YOUR GOAL —
All the entries need to be quoted exactly, apart from the pictures, which you should drop.

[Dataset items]
○ ○ ○
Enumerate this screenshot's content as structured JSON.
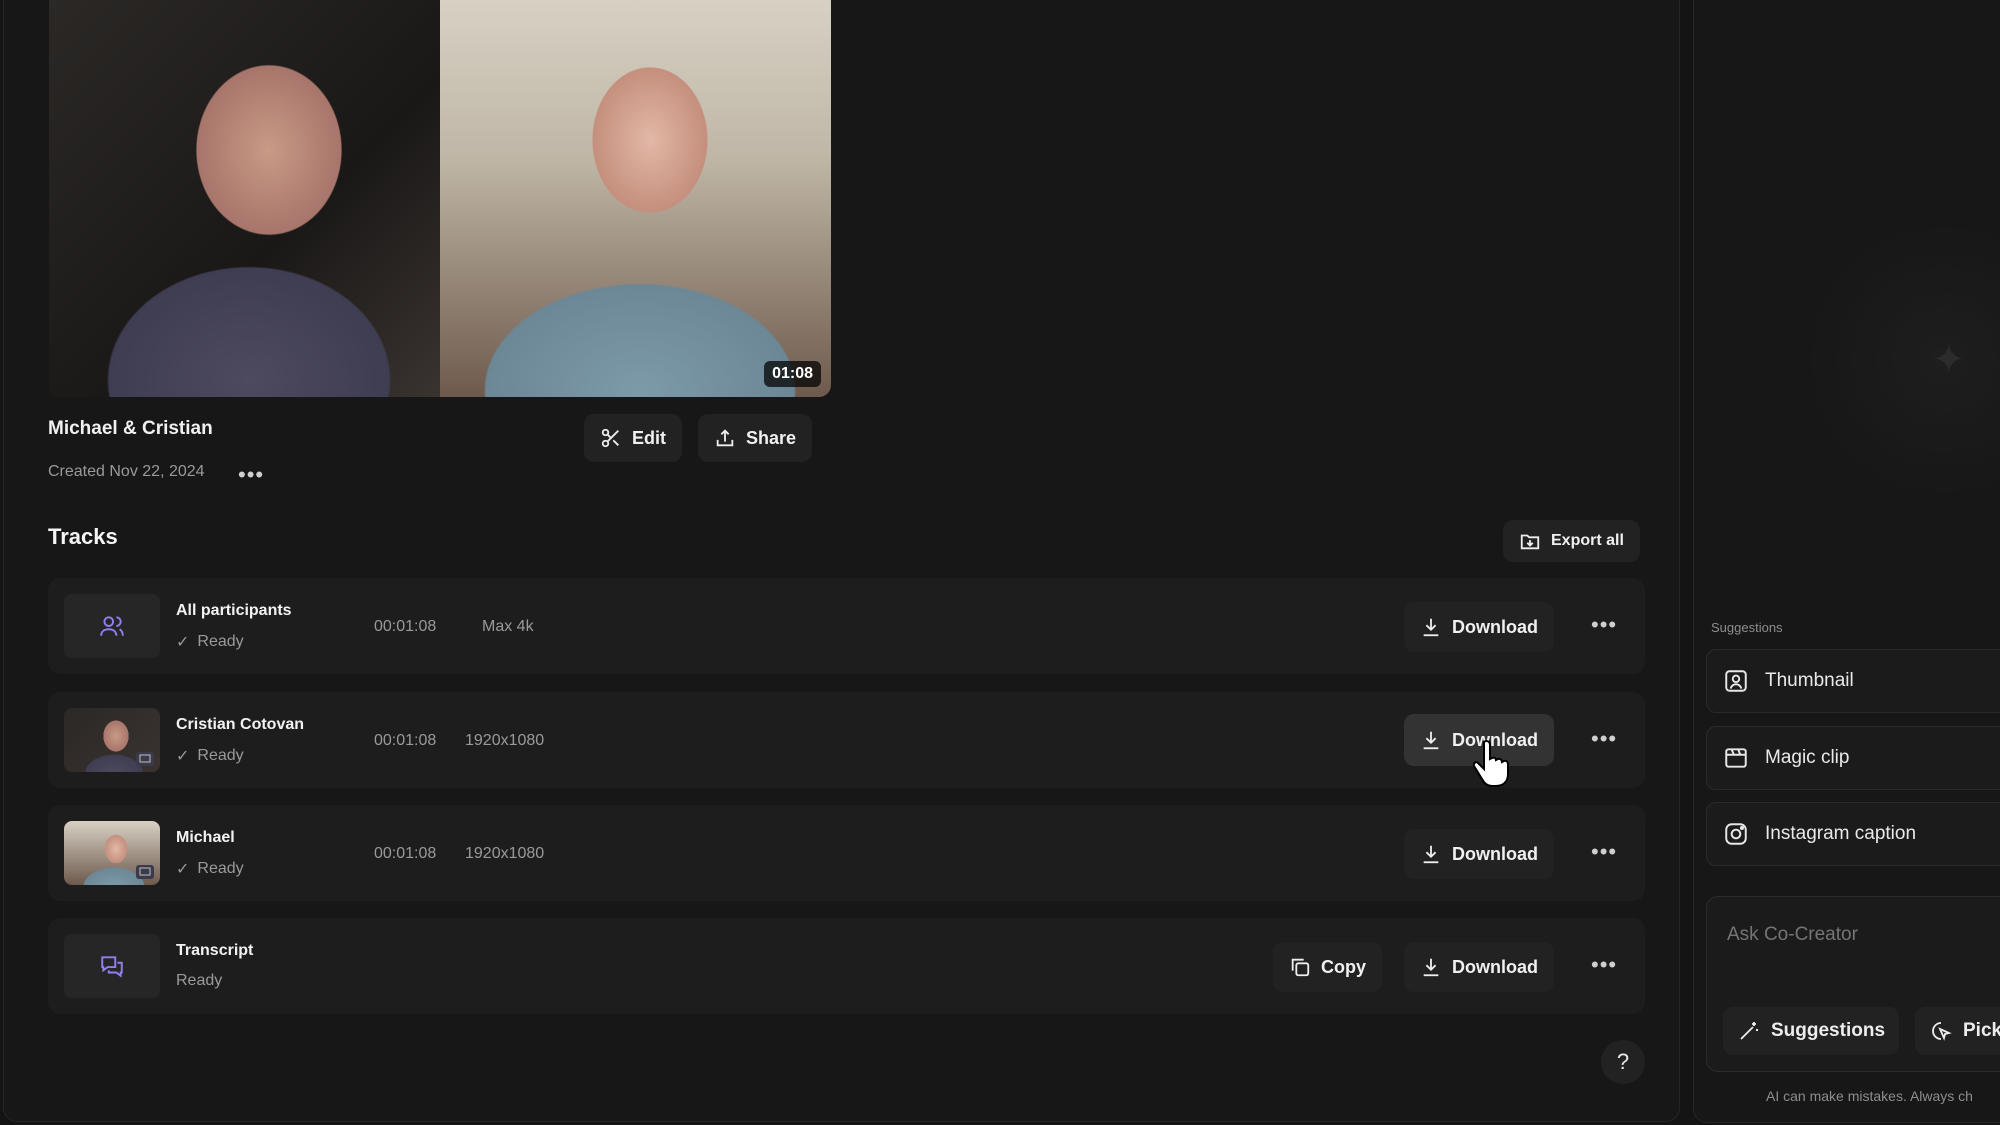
{
  "recording": {
    "duration": "01:08",
    "title": "Michael & Cristian",
    "created": "Created Nov 22, 2024",
    "more": "•••",
    "edit_label": "Edit",
    "share_label": "Share"
  },
  "tracks": {
    "heading": "Tracks",
    "export_all_label": "Export all",
    "download_label": "Download",
    "copy_label": "Copy",
    "more": "•••",
    "items": [
      {
        "name": "All participants",
        "status": "Ready",
        "duration": "00:01:08",
        "resolution": "Max 4k",
        "icon": "users-icon"
      },
      {
        "name": "Cristian Cotovan",
        "status": "Ready",
        "duration": "00:01:08",
        "resolution": "1920x1080",
        "icon": "participant-thumbnail"
      },
      {
        "name": "Michael",
        "status": "Ready",
        "duration": "00:01:08",
        "resolution": "1920x1080",
        "icon": "participant-thumbnail"
      },
      {
        "name": "Transcript",
        "status": "Ready",
        "icon": "chat-bubbles-icon"
      }
    ]
  },
  "side_panel": {
    "suggestions_label": "Suggestions",
    "suggestions": [
      {
        "label": "Thumbnail",
        "icon": "portrait-icon"
      },
      {
        "label": "Magic clip",
        "icon": "clip-icon"
      },
      {
        "label": "Instagram caption",
        "icon": "instagram-icon"
      }
    ],
    "ask_placeholder": "Ask Co-Creator",
    "suggestions_chip": "Suggestions",
    "pick_chip": "Pick",
    "disclaimer": "AI can make mistakes. Always ch"
  },
  "help": "?",
  "colors": {
    "background": "#141414",
    "panel": "#171717",
    "row": "#1d1d1d",
    "accent_icon": "#8f7ff0"
  }
}
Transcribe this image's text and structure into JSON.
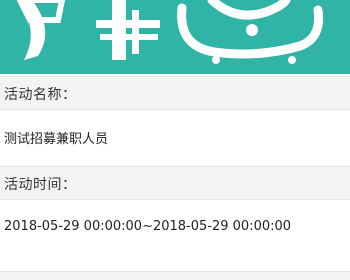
{
  "banner": {
    "color": "#2fb4a6",
    "logo_icon": "logo-illustration-icon"
  },
  "activity_name": {
    "label": "活动名称：",
    "value": "测试招募兼职人员"
  },
  "activity_time": {
    "label": "活动时间：",
    "value": "2018-05-29 00:00:00~2018-05-29 00:00:00"
  }
}
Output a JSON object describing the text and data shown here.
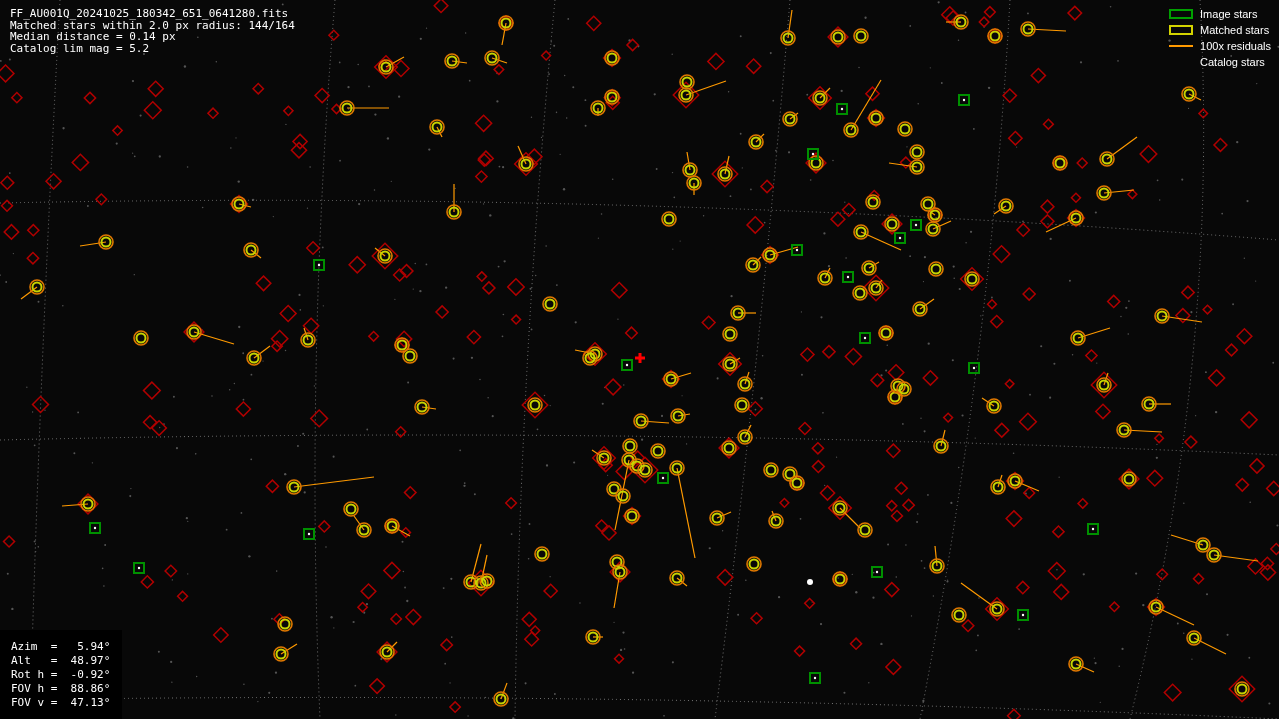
{
  "info": {
    "lines": [
      "FF_AU001Q_20241025_180342_651_0641280.fits",
      "Matched stars within 2.0 px radius: 144/164",
      "Median distance = 0.14 px",
      "Catalog lim mag = 5.2"
    ]
  },
  "legend": [
    {
      "kind": "image",
      "label": "Image stars"
    },
    {
      "kind": "matched",
      "label": "Matched stars"
    },
    {
      "kind": "residual",
      "label": "100x residuals"
    },
    {
      "kind": "catalog",
      "label": "Catalog stars"
    }
  ],
  "pointing": {
    "lines": [
      "Azim  =   5.94°",
      "Alt   =  48.97°",
      "Rot h =  -0.92°",
      "FOV h =  88.86°",
      "FOV v =  47.13°"
    ]
  }
}
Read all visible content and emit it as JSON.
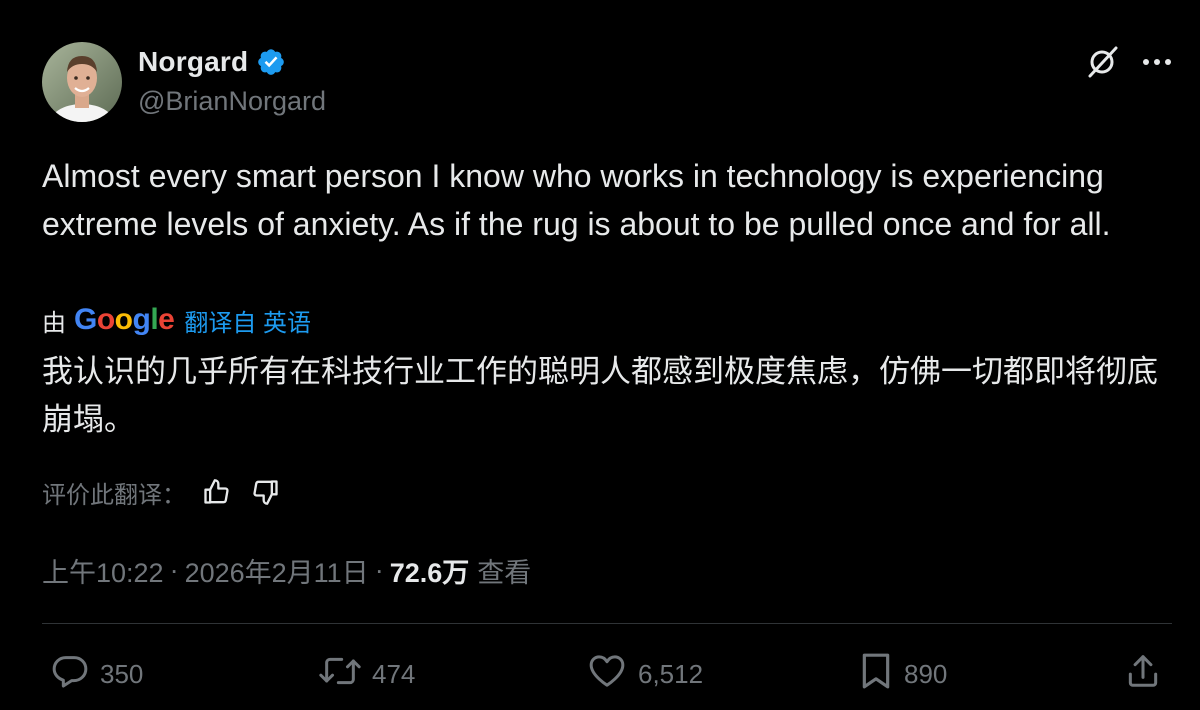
{
  "author": {
    "display_name": "Norgard",
    "handle": "@BrianNorgard",
    "verified_icon": "verified-badge-icon"
  },
  "header_icons": [
    "grok-icon",
    "more-icon"
  ],
  "tweet": {
    "text": "Almost every smart person I know who works in technology is experiencing extreme levels of anxiety. As if the rug is about to be pulled once and for all."
  },
  "translation": {
    "by_label": "由",
    "provider": "Google",
    "link_label": "翻译自 英语",
    "text": "我认识的几乎所有在科技行业工作的聪明人都感到极度焦虑，仿佛一切都即将彻底崩塌。",
    "rate_label": "评价此翻译："
  },
  "meta": {
    "time": "上午10:22",
    "separator": "·",
    "date": "2026年2月11日",
    "views_count": "72.6万",
    "views_label": "查看"
  },
  "actions": {
    "replies": "350",
    "reposts": "474",
    "likes": "6,512",
    "bookmarks": "890"
  },
  "colors": {
    "background": "#000000",
    "text": "#e7e9ea",
    "secondary": "#71767b",
    "accent": "#1d9bf0",
    "divider": "#2f3336"
  }
}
○ ○ ○
REPLY TO THE TASK —
Enumerate this screenshot's content as structured JSON.
{
  "recording": {
    "duration": "01:08",
    "title": "Michael & Cristian",
    "created": "Created Nov 22, 2024",
    "more": "•••",
    "edit_label": "Edit",
    "share_label": "Share"
  },
  "tracks": {
    "heading": "Tracks",
    "export_all_label": "Export all",
    "download_label": "Download",
    "copy_label": "Copy",
    "more": "•••",
    "items": [
      {
        "name": "All participants",
        "status": "Ready",
        "duration": "00:01:08",
        "resolution": "Max 4k",
        "icon": "users-icon"
      },
      {
        "name": "Cristian Cotovan",
        "status": "Ready",
        "duration": "00:01:08",
        "resolution": "1920x1080",
        "icon": "participant-thumbnail"
      },
      {
        "name": "Michael",
        "status": "Ready",
        "duration": "00:01:08",
        "resolution": "1920x1080",
        "icon": "participant-thumbnail"
      },
      {
        "name": "Transcript",
        "status": "Ready",
        "icon": "chat-bubbles-icon"
      }
    ]
  },
  "side_panel": {
    "suggestions_label": "Suggestions",
    "suggestions": [
      {
        "label": "Thumbnail",
        "icon": "portrait-icon"
      },
      {
        "label": "Magic clip",
        "icon": "clip-icon"
      },
      {
        "label": "Instagram caption",
        "icon": "instagram-icon"
      }
    ],
    "ask_placeholder": "Ask Co-Creator",
    "suggestions_chip": "Suggestions",
    "pick_chip": "Pick",
    "disclaimer": "AI can make mistakes. Always ch"
  },
  "help": "?",
  "colors": {
    "background": "#141414",
    "panel": "#171717",
    "row": "#1d1d1d",
    "accent_icon": "#8f7ff0"
  }
}
Transcribe this image's text and structure into JSON.
{
  "banner": {
    "color": "#2fb4a6",
    "logo_icon": "logo-illustration-icon"
  },
  "activity_name": {
    "label": "活动名称：",
    "value": "测试招募兼职人员"
  },
  "activity_time": {
    "label": "活动时间：",
    "value": "2018-05-29 00:00:00~2018-05-29 00:00:00"
  }
}
Output a JSON object describing the text and data shown here.
{
  "info": {
    "lines": [
      "FF_AU001Q_20241025_180342_651_0641280.fits",
      "Matched stars within 2.0 px radius: 144/164",
      "Median distance = 0.14 px",
      "Catalog lim mag = 5.2"
    ]
  },
  "legend": [
    {
      "kind": "image",
      "label": "Image stars"
    },
    {
      "kind": "matched",
      "label": "Matched stars"
    },
    {
      "kind": "residual",
      "label": "100x residuals"
    },
    {
      "kind": "catalog",
      "label": "Catalog stars"
    }
  ],
  "pointing": {
    "lines": [
      "Azim  =   5.94°",
      "Alt   =  48.97°",
      "Rot h =  -0.92°",
      "FOV h =  88.86°",
      "FOV v =  47.13°"
    ]
  }
}
Read all visible content and emit it as JSON.
{
  "author": {
    "display_name": "Norgard",
    "handle": "@BrianNorgard",
    "verified_icon": "verified-badge-icon"
  },
  "header_icons": [
    "grok-icon",
    "more-icon"
  ],
  "tweet": {
    "text": "Almost every smart person I know who works in technology is experiencing extreme levels of anxiety. As if the rug is about to be pulled once and for all."
  },
  "translation": {
    "by_label": "由",
    "provider": "Google",
    "link_label": "翻译自 英语",
    "text": "我认识的几乎所有在科技行业工作的聪明人都感到极度焦虑，仿佛一切都即将彻底崩塌。",
    "rate_label": "评价此翻译："
  },
  "meta": {
    "time": "上午10:22",
    "separator": "·",
    "date": "2026年2月11日",
    "views_count": "72.6万",
    "views_label": "查看"
  },
  "actions": {
    "replies": "350",
    "reposts": "474",
    "likes": "6,512",
    "bookmarks": "890"
  },
  "colors": {
    "background": "#000000",
    "text": "#e7e9ea",
    "secondary": "#71767b",
    "accent": "#1d9bf0",
    "divider": "#2f3336"
  }
}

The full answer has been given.